- **PROBLEM TO SOLVE**
Copy the records below exactly as they are written.

- **DATA FOR THIS EXERCISE**
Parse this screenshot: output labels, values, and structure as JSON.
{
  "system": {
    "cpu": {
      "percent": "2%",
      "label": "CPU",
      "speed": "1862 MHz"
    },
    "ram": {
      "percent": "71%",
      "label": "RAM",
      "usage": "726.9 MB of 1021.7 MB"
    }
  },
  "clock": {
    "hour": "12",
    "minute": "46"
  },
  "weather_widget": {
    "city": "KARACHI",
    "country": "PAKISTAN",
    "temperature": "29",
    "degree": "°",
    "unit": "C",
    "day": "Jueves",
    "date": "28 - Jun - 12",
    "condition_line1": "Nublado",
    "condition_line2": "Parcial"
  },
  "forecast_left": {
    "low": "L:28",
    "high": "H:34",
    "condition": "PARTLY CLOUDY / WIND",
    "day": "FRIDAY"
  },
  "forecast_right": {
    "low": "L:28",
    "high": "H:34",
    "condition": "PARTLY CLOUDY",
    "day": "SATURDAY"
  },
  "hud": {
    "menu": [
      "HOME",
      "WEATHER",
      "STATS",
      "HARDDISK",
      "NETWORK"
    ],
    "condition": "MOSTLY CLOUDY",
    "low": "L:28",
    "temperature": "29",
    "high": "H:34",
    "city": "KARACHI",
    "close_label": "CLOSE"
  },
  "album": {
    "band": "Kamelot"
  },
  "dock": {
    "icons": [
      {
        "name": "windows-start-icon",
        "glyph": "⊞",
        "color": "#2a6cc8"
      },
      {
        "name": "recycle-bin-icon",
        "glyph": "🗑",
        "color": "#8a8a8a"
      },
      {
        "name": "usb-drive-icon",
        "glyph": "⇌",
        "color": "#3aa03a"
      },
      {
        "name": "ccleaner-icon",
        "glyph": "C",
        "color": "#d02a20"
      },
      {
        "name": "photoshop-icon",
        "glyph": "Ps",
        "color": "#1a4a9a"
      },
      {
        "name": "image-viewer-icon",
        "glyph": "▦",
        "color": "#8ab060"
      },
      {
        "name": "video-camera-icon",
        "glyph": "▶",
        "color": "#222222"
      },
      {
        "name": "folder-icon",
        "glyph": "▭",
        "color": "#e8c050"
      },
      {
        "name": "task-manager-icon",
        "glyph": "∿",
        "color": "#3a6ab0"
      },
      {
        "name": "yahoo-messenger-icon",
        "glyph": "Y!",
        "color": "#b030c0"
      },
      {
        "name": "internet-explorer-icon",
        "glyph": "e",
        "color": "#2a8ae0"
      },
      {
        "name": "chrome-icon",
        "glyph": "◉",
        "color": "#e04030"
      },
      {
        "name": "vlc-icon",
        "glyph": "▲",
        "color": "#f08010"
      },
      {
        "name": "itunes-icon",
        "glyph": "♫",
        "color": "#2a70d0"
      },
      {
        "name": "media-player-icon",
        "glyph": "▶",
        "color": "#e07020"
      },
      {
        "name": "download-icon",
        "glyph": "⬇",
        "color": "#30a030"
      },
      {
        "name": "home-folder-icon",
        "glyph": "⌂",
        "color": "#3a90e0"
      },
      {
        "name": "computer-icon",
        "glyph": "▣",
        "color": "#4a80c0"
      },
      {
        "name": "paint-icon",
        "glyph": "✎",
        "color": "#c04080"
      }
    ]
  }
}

- **RESPONSE**
Parse this screenshot: output labels, values, and structure as JSON.
{
  "system": {
    "cpu": {
      "percent": "2%",
      "label": "CPU",
      "speed": "1862 MHz"
    },
    "ram": {
      "percent": "71%",
      "label": "RAM",
      "usage": "726.9 MB of 1021.7 MB"
    }
  },
  "clock": {
    "hour": "12",
    "minute": "46"
  },
  "weather_widget": {
    "city": "KARACHI",
    "country": "PAKISTAN",
    "temperature": "29",
    "degree": "°",
    "unit": "C",
    "day": "Jueves",
    "date": "28 - Jun - 12",
    "condition_line1": "Nublado",
    "condition_line2": "Parcial"
  },
  "forecast_left": {
    "low": "L:28",
    "high": "H:34",
    "condition": "PARTLY CLOUDY / WIND",
    "day": "FRIDAY"
  },
  "forecast_right": {
    "low": "L:28",
    "high": "H:34",
    "condition": "PARTLY CLOUDY",
    "day": "SATURDAY"
  },
  "hud": {
    "menu": [
      "HOME",
      "WEATHER",
      "STATS",
      "HARDDISK",
      "NETWORK"
    ],
    "condition": "MOSTLY CLOUDY",
    "low": "L:28",
    "temperature": "29",
    "high": "H:34",
    "city": "KARACHI",
    "close_label": "CLOSE"
  },
  "album": {
    "band": "Kamelot"
  },
  "dock": {
    "icons": [
      {
        "name": "windows-start-icon",
        "glyph": "⊞",
        "color": "#2a6cc8"
      },
      {
        "name": "recycle-bin-icon",
        "glyph": "🗑",
        "color": "#8a8a8a"
      },
      {
        "name": "usb-drive-icon",
        "glyph": "⇌",
        "color": "#3aa03a"
      },
      {
        "name": "ccleaner-icon",
        "glyph": "C",
        "color": "#d02a20"
      },
      {
        "name": "photoshop-icon",
        "glyph": "Ps",
        "color": "#1a4a9a"
      },
      {
        "name": "image-viewer-icon",
        "glyph": "▦",
        "color": "#8ab060"
      },
      {
        "name": "video-camera-icon",
        "glyph": "▶",
        "color": "#222222"
      },
      {
        "name": "folder-icon",
        "glyph": "▭",
        "color": "#e8c050"
      },
      {
        "name": "task-manager-icon",
        "glyph": "∿",
        "color": "#3a6ab0"
      },
      {
        "name": "yahoo-messenger-icon",
        "glyph": "Y!",
        "color": "#b030c0"
      },
      {
        "name": "internet-explorer-icon",
        "glyph": "e",
        "color": "#2a8ae0"
      },
      {
        "name": "chrome-icon",
        "glyph": "◉",
        "color": "#e04030"
      },
      {
        "name": "vlc-icon",
        "glyph": "▲",
        "color": "#f08010"
      },
      {
        "name": "itunes-icon",
        "glyph": "♫",
        "color": "#2a70d0"
      },
      {
        "name": "media-player-icon",
        "glyph": "▶",
        "color": "#e07020"
      },
      {
        "name": "download-icon",
        "glyph": "⬇",
        "color": "#30a030"
      },
      {
        "name": "home-folder-icon",
        "glyph": "⌂",
        "color": "#3a90e0"
      },
      {
        "name": "computer-icon",
        "glyph": "▣",
        "color": "#4a80c0"
      },
      {
        "name": "paint-icon",
        "glyph": "✎",
        "color": "#c04080"
      }
    ]
  }
}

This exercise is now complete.